▶ **MATERIAL SHOWN**:
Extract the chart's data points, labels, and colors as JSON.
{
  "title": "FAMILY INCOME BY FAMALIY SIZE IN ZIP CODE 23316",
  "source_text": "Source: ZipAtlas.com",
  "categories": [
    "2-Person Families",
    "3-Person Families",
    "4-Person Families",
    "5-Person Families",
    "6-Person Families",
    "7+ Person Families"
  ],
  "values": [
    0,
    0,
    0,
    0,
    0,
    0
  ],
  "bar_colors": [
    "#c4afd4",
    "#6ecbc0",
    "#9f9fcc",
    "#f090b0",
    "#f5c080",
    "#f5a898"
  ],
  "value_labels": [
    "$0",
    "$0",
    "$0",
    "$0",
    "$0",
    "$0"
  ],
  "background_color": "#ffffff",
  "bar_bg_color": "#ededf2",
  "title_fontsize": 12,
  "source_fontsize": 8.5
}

▶ **TASK TO COMPLETE**:
Identify every line where the string "Families" appears.

▶ **TASK SOLUTION**:
    "2-Person Families",
    "3-Person Families",
    "4-Person Families",
    "5-Person Families",
    "6-Person Families",
    "7+ Person Families"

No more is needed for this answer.